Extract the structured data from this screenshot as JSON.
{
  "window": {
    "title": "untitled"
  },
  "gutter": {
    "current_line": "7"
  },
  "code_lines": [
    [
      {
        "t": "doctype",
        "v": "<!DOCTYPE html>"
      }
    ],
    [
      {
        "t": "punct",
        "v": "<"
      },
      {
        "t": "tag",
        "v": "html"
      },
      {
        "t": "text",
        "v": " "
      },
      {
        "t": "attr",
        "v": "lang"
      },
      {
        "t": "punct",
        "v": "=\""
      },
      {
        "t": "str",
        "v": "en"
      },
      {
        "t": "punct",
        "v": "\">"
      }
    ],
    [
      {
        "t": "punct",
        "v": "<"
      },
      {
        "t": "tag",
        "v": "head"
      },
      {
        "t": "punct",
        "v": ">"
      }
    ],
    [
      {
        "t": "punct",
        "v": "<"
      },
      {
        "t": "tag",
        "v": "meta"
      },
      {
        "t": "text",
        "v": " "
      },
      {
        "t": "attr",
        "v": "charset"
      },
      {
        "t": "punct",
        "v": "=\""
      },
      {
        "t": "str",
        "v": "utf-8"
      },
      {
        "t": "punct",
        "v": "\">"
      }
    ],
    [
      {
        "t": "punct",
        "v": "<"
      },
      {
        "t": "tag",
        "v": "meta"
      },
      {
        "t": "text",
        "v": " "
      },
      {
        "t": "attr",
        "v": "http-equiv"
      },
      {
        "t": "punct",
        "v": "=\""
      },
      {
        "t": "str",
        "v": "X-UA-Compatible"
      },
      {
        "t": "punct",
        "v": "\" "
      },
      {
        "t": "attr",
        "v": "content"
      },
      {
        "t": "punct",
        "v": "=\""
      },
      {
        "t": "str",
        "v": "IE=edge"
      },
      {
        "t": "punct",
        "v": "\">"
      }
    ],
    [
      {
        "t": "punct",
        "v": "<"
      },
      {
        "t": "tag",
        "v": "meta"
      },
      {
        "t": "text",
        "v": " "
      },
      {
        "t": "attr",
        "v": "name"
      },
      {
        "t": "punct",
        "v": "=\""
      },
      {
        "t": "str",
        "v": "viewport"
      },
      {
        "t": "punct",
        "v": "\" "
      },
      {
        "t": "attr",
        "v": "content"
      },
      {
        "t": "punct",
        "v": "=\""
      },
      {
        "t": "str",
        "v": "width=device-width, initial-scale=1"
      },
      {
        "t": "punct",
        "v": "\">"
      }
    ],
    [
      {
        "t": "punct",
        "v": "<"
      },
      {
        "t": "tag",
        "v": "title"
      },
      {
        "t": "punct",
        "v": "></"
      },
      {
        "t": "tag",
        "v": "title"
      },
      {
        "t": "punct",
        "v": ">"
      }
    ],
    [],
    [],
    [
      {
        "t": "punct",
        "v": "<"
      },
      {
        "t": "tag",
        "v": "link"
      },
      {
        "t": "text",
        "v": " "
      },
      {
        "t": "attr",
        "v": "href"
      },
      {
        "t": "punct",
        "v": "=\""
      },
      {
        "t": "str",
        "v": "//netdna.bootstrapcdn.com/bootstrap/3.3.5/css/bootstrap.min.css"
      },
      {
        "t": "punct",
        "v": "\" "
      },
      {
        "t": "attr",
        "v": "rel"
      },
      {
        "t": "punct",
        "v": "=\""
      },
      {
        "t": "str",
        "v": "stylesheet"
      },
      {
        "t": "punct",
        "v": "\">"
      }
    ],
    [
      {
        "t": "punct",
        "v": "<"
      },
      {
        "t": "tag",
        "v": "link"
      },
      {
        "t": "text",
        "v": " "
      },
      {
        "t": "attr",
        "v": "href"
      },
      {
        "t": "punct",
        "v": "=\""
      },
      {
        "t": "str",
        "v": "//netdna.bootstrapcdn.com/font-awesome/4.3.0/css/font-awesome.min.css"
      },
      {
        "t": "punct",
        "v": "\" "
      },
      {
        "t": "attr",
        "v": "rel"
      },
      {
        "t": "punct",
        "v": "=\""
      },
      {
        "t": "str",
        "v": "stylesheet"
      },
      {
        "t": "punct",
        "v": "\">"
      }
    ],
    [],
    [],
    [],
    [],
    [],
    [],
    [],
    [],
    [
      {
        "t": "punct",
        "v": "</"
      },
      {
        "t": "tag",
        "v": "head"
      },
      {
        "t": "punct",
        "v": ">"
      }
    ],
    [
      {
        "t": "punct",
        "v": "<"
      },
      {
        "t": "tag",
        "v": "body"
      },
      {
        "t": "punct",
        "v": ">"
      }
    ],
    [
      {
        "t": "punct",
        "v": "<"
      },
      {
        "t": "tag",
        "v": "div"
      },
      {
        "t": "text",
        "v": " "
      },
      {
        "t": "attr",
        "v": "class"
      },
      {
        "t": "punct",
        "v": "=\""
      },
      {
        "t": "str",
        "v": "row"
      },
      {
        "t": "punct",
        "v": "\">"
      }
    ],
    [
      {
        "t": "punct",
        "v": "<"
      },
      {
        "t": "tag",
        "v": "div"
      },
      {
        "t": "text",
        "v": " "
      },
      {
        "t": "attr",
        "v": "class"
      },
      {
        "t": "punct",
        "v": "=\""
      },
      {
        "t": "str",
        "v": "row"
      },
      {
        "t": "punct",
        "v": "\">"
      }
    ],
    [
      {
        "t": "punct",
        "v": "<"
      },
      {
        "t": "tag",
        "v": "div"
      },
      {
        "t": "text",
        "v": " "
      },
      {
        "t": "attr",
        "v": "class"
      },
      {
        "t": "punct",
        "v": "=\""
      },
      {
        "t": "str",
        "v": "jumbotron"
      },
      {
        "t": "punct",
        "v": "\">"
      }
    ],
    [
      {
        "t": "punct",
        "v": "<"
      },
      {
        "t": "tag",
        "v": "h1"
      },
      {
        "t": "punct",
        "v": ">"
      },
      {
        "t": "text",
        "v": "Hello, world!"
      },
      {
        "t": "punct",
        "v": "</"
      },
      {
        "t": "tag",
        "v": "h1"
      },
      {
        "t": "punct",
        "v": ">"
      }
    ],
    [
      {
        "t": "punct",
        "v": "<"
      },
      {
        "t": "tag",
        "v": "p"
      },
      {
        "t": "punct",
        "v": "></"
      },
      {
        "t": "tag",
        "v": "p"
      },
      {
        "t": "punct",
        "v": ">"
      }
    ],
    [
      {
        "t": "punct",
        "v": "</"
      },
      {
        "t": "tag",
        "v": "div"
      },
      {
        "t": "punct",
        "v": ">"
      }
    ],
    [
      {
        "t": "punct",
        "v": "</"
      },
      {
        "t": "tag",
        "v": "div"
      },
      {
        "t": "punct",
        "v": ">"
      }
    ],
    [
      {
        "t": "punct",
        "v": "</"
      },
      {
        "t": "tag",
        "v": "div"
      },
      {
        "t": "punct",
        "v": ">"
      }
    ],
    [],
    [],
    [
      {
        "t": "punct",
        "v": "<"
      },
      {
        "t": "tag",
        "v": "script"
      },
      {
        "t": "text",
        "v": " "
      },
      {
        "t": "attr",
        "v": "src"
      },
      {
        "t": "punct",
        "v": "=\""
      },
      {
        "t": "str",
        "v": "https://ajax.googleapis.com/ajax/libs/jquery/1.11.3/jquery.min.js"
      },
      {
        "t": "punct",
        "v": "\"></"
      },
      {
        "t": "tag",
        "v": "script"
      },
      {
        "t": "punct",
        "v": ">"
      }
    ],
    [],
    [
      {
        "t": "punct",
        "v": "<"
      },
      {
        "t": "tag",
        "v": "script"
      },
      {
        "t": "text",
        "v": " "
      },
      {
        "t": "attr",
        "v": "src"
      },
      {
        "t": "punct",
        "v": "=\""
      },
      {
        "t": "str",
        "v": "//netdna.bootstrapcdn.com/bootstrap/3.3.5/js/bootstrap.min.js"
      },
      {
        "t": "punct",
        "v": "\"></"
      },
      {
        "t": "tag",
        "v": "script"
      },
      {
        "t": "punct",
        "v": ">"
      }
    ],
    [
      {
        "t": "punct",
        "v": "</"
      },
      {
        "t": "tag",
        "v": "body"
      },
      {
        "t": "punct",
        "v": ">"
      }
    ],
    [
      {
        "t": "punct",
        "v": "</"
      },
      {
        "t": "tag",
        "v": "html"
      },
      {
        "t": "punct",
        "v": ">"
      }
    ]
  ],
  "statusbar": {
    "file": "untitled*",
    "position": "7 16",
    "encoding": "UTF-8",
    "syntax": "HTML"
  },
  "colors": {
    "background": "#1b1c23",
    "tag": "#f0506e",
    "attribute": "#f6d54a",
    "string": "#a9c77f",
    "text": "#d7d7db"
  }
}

+ + + + +

TASK PROMPT –
What is the number of lines in these records that contain "bootstrapcdn"? Reply with the number only.

RESPONSE TO THIS TASK –
3